Collection entries:
═══

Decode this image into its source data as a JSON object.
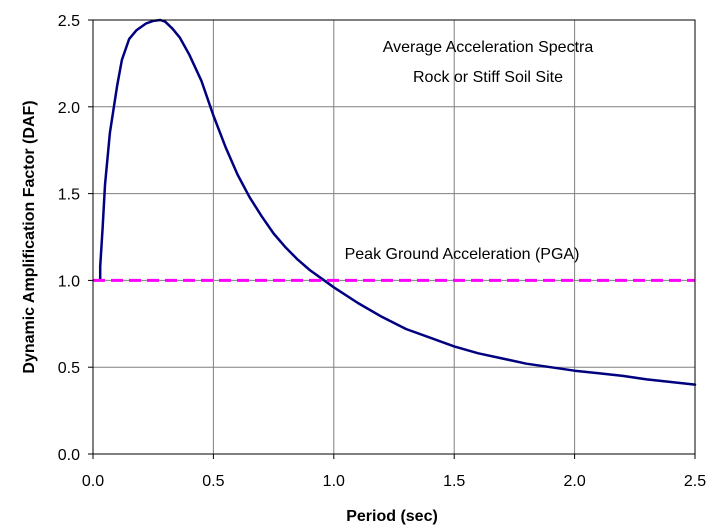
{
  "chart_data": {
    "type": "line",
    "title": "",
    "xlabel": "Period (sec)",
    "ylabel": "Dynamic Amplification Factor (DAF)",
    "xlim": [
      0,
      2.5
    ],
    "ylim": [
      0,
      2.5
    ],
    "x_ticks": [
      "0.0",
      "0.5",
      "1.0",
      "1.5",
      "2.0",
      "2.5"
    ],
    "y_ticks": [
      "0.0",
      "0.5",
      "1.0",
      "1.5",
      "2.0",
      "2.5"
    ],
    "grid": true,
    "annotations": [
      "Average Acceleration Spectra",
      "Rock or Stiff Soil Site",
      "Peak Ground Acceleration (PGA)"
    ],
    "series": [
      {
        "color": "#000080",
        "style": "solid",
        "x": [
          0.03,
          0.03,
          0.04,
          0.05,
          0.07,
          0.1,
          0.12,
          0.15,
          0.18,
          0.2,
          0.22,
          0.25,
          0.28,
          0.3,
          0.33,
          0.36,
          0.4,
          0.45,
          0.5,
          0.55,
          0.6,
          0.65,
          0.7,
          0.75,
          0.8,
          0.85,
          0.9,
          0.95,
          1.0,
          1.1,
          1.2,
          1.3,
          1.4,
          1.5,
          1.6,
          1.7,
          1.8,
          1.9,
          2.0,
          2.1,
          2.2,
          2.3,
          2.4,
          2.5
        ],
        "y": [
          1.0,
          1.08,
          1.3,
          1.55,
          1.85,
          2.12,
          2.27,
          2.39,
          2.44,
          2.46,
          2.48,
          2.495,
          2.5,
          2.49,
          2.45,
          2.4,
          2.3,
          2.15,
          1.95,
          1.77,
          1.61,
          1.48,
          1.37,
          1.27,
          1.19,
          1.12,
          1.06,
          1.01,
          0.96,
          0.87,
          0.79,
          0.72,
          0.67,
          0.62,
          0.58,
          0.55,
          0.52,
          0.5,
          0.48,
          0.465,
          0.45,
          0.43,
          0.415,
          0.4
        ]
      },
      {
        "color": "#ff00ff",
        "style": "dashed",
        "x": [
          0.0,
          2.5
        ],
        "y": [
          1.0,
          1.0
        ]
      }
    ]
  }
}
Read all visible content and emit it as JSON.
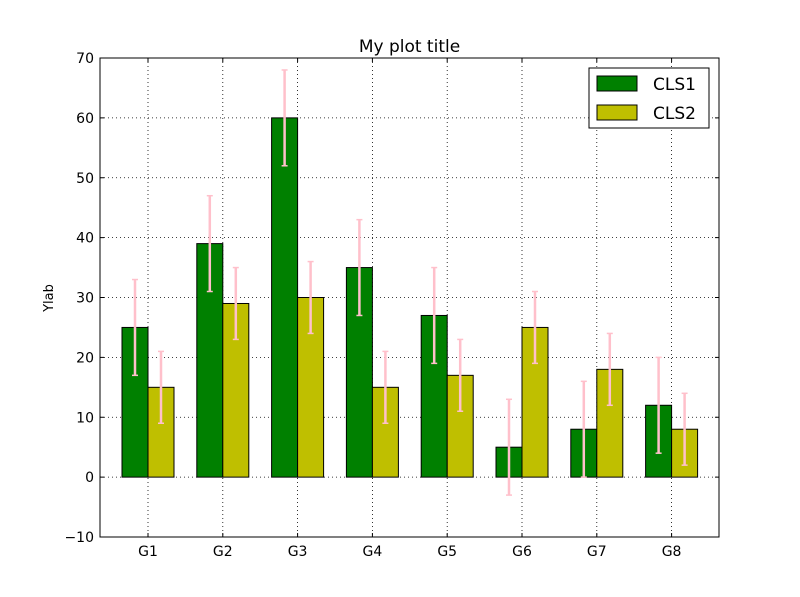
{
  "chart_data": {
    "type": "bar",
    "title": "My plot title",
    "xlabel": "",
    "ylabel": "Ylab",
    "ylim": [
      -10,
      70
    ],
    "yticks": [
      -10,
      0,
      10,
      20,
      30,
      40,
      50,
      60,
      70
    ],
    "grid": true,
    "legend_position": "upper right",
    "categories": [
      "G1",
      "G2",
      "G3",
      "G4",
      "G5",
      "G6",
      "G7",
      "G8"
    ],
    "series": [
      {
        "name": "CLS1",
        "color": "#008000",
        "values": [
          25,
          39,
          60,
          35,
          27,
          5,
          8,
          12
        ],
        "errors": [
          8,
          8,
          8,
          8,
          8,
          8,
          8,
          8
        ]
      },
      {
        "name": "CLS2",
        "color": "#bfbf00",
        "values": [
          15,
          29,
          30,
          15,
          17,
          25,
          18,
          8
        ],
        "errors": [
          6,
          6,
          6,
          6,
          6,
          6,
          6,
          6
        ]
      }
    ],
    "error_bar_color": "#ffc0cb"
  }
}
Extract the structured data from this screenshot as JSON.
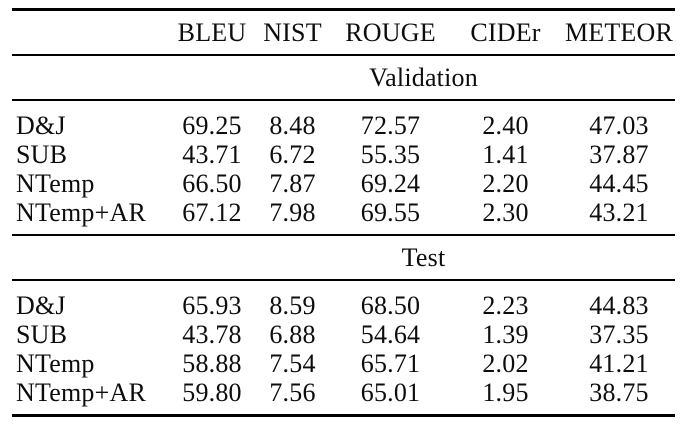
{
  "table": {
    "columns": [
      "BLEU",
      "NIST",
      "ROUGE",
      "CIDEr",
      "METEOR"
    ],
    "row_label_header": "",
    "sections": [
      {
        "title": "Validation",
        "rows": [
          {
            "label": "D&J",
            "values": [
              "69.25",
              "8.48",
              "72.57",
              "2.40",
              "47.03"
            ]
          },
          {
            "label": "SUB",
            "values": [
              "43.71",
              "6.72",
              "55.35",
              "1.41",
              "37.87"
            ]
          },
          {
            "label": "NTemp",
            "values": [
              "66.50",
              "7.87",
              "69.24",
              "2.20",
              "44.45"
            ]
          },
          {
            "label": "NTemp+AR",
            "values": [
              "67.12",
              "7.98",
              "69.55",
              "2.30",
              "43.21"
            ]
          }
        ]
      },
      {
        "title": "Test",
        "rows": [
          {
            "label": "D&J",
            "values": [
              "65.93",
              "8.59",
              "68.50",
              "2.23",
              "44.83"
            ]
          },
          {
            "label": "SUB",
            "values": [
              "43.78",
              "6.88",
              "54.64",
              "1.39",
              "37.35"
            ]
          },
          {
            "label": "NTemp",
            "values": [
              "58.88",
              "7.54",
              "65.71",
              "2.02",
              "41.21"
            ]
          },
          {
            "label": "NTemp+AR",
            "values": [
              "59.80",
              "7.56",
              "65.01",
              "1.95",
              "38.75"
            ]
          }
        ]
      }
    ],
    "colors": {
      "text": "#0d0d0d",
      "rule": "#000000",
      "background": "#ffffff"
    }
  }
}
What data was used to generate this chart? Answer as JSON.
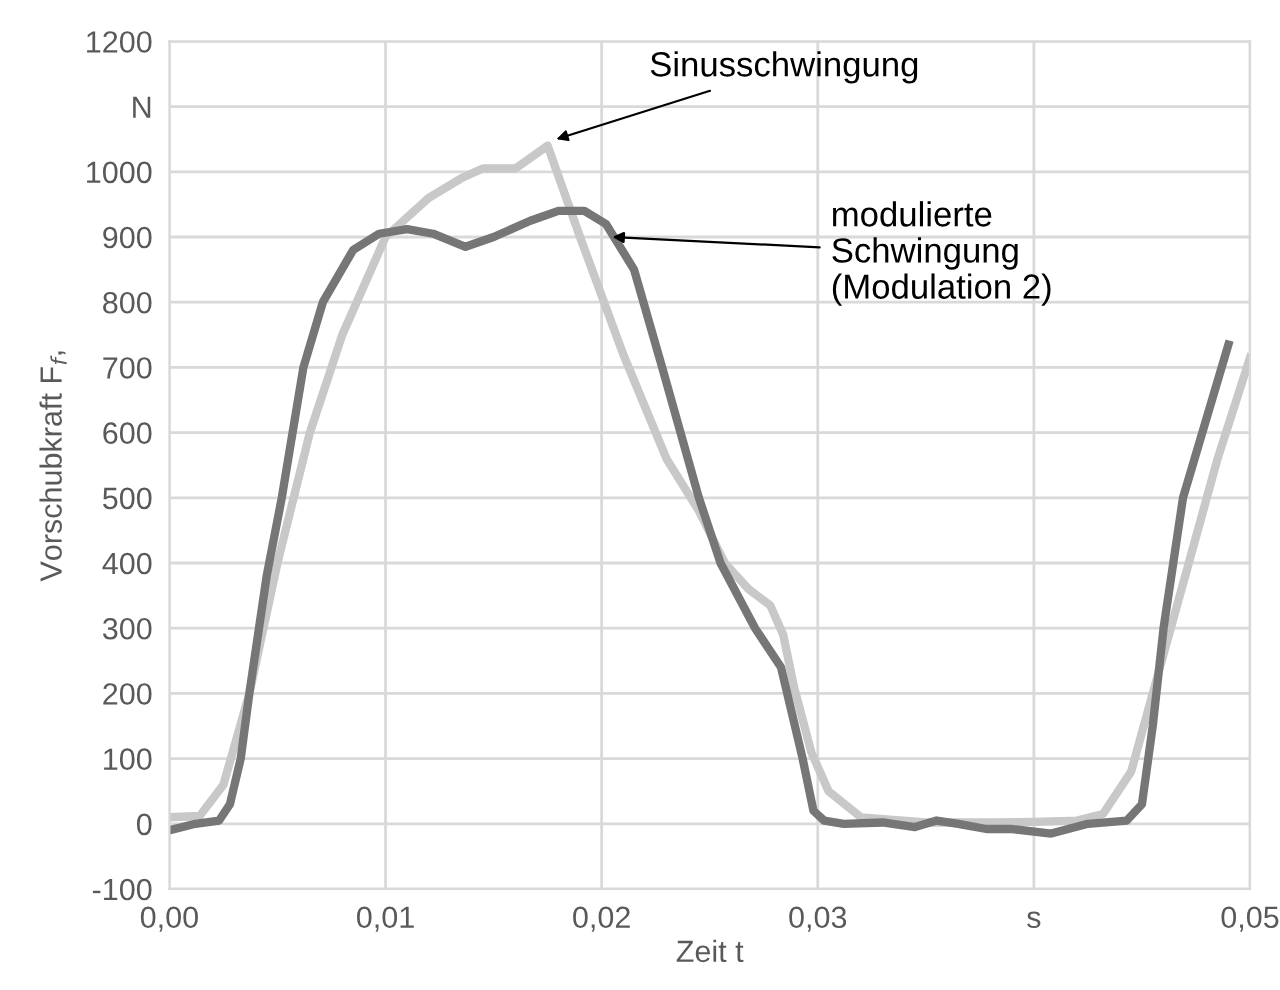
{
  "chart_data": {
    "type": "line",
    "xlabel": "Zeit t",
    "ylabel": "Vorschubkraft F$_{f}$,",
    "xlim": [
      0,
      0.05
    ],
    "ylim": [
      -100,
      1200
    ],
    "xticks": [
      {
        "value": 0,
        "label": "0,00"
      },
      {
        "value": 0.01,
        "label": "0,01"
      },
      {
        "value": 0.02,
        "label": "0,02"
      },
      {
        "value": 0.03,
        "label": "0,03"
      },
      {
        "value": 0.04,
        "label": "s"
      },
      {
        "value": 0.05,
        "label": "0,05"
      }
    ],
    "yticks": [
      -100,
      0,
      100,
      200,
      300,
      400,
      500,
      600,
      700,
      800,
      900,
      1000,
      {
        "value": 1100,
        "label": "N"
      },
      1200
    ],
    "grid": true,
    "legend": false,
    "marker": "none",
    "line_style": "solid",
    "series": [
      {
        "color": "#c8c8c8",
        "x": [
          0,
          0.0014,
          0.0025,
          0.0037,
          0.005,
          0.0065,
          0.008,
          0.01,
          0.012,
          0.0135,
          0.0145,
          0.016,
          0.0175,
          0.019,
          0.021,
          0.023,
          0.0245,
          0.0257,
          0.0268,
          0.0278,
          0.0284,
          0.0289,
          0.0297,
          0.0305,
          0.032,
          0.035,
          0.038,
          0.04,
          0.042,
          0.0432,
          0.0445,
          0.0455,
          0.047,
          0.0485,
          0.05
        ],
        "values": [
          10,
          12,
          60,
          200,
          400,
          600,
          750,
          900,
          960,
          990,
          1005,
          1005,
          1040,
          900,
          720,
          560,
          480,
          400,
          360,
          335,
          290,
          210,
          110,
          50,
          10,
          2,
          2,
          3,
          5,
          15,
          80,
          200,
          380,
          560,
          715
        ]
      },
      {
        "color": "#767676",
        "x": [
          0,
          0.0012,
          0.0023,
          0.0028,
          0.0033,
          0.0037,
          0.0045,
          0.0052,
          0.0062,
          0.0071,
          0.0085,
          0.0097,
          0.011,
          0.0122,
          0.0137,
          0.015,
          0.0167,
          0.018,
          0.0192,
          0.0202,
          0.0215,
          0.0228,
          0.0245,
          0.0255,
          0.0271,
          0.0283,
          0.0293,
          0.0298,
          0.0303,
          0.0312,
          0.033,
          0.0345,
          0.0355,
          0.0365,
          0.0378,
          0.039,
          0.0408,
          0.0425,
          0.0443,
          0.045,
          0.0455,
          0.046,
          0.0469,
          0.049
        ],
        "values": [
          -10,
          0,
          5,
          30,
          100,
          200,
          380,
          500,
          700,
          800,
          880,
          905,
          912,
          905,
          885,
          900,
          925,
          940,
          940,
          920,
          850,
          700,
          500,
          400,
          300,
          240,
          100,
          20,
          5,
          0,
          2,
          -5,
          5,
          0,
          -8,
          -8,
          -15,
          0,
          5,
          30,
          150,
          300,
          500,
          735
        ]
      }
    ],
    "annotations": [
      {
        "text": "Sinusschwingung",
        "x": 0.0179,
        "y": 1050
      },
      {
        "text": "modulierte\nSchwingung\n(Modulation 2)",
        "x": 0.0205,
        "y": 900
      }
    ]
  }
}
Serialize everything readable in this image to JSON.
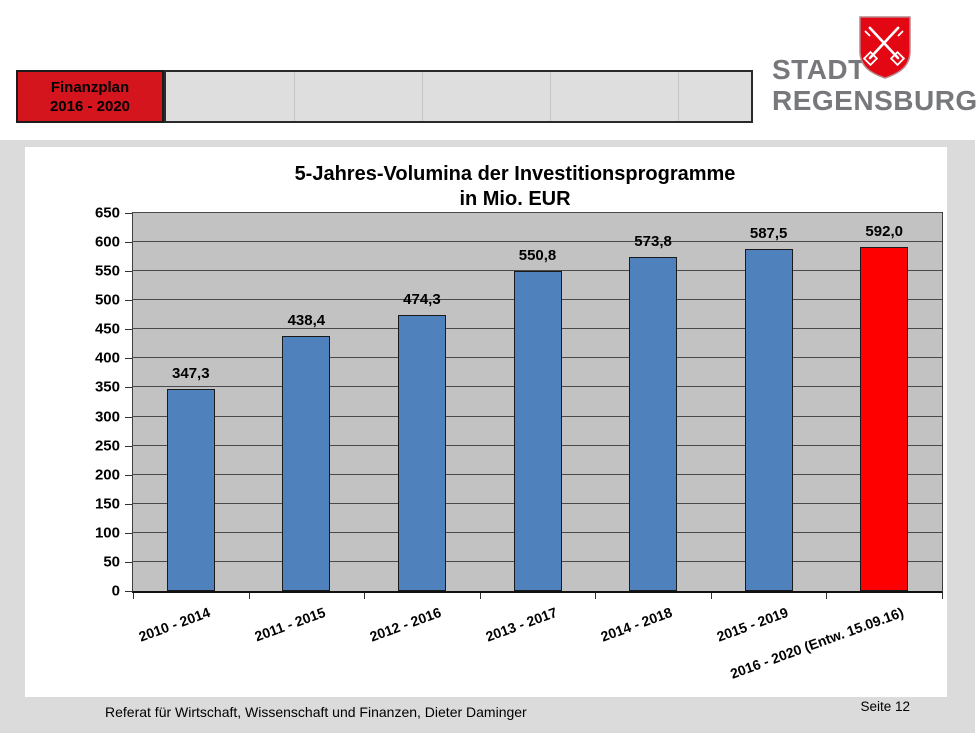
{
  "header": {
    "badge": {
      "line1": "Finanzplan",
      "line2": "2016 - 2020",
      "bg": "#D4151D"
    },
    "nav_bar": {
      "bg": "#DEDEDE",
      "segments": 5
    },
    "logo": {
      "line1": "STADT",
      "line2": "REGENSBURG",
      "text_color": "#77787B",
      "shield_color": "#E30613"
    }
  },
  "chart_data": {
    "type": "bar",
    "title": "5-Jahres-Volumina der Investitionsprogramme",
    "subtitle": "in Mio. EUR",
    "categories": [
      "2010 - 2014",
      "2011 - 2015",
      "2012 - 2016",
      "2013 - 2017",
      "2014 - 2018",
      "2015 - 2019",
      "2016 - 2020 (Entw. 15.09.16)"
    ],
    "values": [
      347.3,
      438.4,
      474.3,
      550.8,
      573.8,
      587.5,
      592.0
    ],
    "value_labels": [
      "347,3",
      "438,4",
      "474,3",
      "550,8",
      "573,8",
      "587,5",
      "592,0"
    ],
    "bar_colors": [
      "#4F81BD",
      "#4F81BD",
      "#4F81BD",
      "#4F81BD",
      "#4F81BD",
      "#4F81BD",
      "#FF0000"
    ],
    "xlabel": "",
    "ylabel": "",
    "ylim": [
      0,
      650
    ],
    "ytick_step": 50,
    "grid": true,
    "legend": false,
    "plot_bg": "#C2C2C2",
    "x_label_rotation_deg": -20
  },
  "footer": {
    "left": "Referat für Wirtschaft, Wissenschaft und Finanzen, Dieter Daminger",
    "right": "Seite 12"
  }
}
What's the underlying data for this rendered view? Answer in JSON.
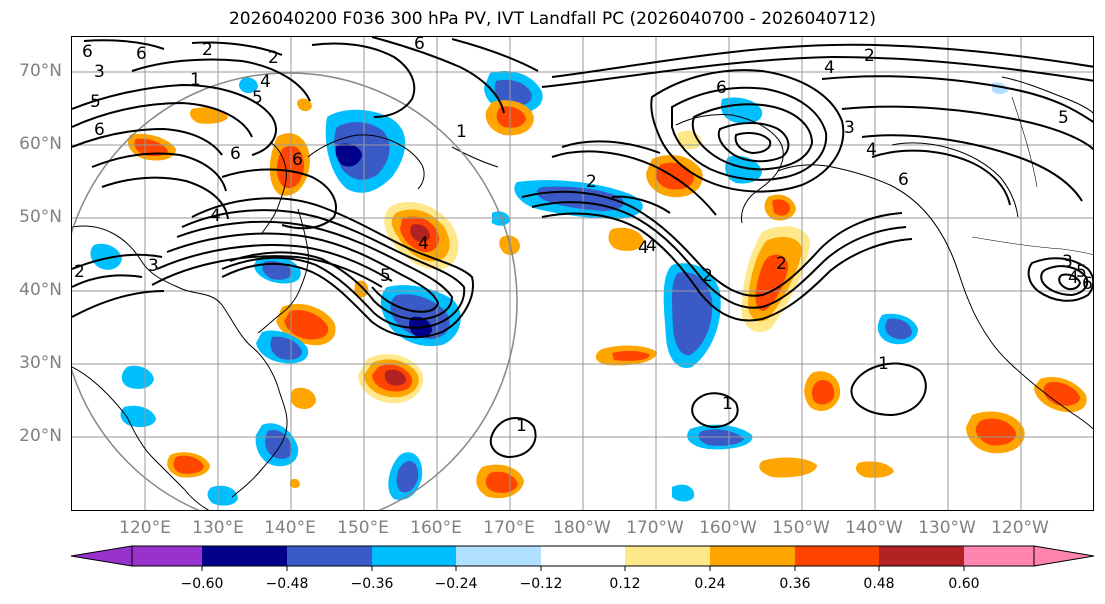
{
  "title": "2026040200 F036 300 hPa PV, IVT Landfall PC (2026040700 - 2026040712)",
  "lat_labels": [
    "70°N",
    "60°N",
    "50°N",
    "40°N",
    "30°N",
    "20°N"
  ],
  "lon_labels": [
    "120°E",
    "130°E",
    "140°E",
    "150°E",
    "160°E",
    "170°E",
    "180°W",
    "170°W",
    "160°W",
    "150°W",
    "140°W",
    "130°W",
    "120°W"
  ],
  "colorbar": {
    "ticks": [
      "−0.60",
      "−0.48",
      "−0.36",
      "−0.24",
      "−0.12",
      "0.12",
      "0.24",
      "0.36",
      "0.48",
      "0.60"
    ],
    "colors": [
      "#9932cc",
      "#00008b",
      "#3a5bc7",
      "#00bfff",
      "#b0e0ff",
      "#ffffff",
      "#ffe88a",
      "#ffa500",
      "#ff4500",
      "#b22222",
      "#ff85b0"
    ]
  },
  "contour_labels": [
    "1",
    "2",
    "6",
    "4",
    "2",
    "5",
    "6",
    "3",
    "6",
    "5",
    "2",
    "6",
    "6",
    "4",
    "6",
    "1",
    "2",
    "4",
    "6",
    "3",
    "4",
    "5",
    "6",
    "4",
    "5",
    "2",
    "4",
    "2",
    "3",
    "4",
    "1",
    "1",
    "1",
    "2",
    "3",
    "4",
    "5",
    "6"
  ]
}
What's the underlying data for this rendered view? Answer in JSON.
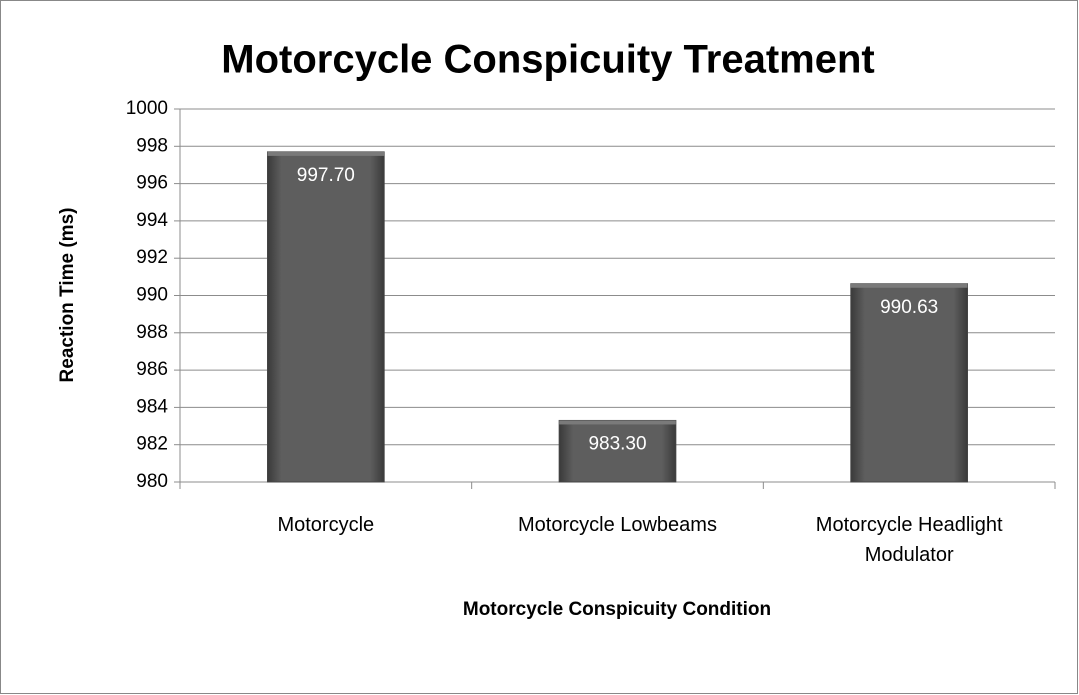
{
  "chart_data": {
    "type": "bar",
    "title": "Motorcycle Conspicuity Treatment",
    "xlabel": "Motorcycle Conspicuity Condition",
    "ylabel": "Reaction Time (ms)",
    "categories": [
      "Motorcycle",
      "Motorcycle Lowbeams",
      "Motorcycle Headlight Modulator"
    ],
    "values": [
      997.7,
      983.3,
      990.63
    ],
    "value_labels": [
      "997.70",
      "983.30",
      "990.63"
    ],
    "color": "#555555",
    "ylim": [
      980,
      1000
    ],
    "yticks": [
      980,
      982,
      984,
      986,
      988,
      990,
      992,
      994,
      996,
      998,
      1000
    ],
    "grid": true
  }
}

═══

Show every line of the listing in which the string "JSON" can be found.

Decode this image into its source data as a JSON object.
Read all visible content and emit it as JSON.
Extract the structured data from this screenshot as JSON.
What data was used to generate this chart? Answer as JSON.
Serialize everything readable in this image to JSON.
What's the underlying data for this rendered view? Answer in JSON.
What's the underlying data for this rendered view? Answer in JSON.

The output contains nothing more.